_What is asked_
Write out exactly, please, the lines from the one containing "Decode this image" to the end of the material.
* Start Input records *
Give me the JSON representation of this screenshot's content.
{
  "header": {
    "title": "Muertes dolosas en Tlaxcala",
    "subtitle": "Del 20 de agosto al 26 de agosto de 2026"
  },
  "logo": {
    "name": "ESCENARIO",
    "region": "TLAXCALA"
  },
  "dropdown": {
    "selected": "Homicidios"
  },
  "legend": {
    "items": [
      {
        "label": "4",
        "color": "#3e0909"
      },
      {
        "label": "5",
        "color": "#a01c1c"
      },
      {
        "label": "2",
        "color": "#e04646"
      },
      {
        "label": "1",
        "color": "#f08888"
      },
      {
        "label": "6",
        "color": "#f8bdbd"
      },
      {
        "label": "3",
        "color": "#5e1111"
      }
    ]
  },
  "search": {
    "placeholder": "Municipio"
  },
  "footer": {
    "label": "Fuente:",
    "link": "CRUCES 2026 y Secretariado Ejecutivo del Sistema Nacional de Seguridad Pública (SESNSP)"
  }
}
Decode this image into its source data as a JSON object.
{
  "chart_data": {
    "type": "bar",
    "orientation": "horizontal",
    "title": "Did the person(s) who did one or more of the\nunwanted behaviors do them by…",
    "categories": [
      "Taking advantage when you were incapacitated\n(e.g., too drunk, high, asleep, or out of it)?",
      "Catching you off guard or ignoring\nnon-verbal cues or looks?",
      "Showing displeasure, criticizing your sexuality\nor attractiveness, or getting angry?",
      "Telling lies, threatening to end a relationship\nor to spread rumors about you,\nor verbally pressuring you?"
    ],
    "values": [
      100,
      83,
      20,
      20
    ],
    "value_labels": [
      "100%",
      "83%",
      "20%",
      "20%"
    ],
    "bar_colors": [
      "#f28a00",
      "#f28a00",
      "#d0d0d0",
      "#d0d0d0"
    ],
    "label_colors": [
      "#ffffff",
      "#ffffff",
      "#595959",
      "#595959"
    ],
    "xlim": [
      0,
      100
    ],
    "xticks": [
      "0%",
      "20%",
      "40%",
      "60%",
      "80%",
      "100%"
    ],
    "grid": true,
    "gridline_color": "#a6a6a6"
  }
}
* End Input records *
_Result of the task_
Decode this image into its source data as a JSON object.
{
  "chart_data": {
    "type": "bar",
    "orientation": "horizontal",
    "title": "Did the person(s) who did one or more of the\nunwanted behaviors do them by…",
    "categories": [
      "Taking advantage when you were incapacitated\n(e.g., too drunk, high, asleep, or out of it)?",
      "Catching you off guard or ignoring\nnon-verbal cues or looks?",
      "Showing displeasure, criticizing your sexuality\nor attractiveness, or getting angry?",
      "Telling lies, threatening to end a relationship\nor to spread rumors about you,\nor verbally pressuring you?"
    ],
    "values": [
      100,
      83,
      20,
      20
    ],
    "value_labels": [
      "100%",
      "83%",
      "20%",
      "20%"
    ],
    "bar_colors": [
      "#f28a00",
      "#f28a00",
      "#d0d0d0",
      "#d0d0d0"
    ],
    "label_colors": [
      "#ffffff",
      "#ffffff",
      "#595959",
      "#595959"
    ],
    "xlim": [
      0,
      100
    ],
    "xticks": [
      "0%",
      "20%",
      "40%",
      "60%",
      "80%",
      "100%"
    ],
    "grid": true,
    "gridline_color": "#a6a6a6"
  }
}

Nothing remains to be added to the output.